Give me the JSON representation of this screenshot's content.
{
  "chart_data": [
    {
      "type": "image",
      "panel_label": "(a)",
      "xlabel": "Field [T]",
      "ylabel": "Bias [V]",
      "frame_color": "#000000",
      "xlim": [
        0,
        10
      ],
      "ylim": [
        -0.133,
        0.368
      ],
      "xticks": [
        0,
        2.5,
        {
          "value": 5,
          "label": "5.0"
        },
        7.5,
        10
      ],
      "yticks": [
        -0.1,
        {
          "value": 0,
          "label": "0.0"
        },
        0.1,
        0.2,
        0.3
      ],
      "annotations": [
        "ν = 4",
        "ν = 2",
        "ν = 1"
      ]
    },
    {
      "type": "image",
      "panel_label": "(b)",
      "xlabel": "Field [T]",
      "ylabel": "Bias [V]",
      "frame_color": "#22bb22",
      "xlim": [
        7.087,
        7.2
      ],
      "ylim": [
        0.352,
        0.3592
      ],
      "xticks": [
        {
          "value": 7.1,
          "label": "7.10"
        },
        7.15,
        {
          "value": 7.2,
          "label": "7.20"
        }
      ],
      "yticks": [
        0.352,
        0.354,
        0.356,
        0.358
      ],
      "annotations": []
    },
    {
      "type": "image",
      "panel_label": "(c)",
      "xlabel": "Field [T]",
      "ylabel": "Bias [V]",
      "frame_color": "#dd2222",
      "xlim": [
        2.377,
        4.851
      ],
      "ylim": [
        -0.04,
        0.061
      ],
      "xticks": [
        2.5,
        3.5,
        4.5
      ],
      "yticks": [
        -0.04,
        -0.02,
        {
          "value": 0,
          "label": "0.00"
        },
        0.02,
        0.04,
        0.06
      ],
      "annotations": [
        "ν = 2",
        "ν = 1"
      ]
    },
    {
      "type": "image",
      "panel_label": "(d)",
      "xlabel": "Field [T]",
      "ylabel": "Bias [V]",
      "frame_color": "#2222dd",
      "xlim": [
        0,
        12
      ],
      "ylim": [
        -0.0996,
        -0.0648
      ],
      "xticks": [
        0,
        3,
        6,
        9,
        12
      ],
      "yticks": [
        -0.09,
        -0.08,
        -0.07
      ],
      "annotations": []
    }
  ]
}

Requirement - Transcribe the material above in its entirety. Match it exactly.

Exercise response -
Give me the JSON representation of this screenshot's content.
{
  "chart_data": [
    {
      "type": "image",
      "panel_label": "(a)",
      "xlabel": "Field [T]",
      "ylabel": "Bias [V]",
      "frame_color": "#000000",
      "xlim": [
        0,
        10
      ],
      "ylim": [
        -0.133,
        0.368
      ],
      "xticks": [
        0,
        2.5,
        {
          "value": 5,
          "label": "5.0"
        },
        7.5,
        10
      ],
      "yticks": [
        -0.1,
        {
          "value": 0,
          "label": "0.0"
        },
        0.1,
        0.2,
        0.3
      ],
      "annotations": [
        "ν = 4",
        "ν = 2",
        "ν = 1"
      ]
    },
    {
      "type": "image",
      "panel_label": "(b)",
      "xlabel": "Field [T]",
      "ylabel": "Bias [V]",
      "frame_color": "#22bb22",
      "xlim": [
        7.087,
        7.2
      ],
      "ylim": [
        0.352,
        0.3592
      ],
      "xticks": [
        {
          "value": 7.1,
          "label": "7.10"
        },
        7.15,
        {
          "value": 7.2,
          "label": "7.20"
        }
      ],
      "yticks": [
        0.352,
        0.354,
        0.356,
        0.358
      ],
      "annotations": []
    },
    {
      "type": "image",
      "panel_label": "(c)",
      "xlabel": "Field [T]",
      "ylabel": "Bias [V]",
      "frame_color": "#dd2222",
      "xlim": [
        2.377,
        4.851
      ],
      "ylim": [
        -0.04,
        0.061
      ],
      "xticks": [
        2.5,
        3.5,
        4.5
      ],
      "yticks": [
        -0.04,
        -0.02,
        {
          "value": 0,
          "label": "0.00"
        },
        0.02,
        0.04,
        0.06
      ],
      "annotations": [
        "ν = 2",
        "ν = 1"
      ]
    },
    {
      "type": "image",
      "panel_label": "(d)",
      "xlabel": "Field [T]",
      "ylabel": "Bias [V]",
      "frame_color": "#2222dd",
      "xlim": [
        0,
        12
      ],
      "ylim": [
        -0.0996,
        -0.0648
      ],
      "xticks": [
        0,
        3,
        6,
        9,
        12
      ],
      "yticks": [
        -0.09,
        -0.08,
        -0.07
      ],
      "annotations": []
    }
  ]
}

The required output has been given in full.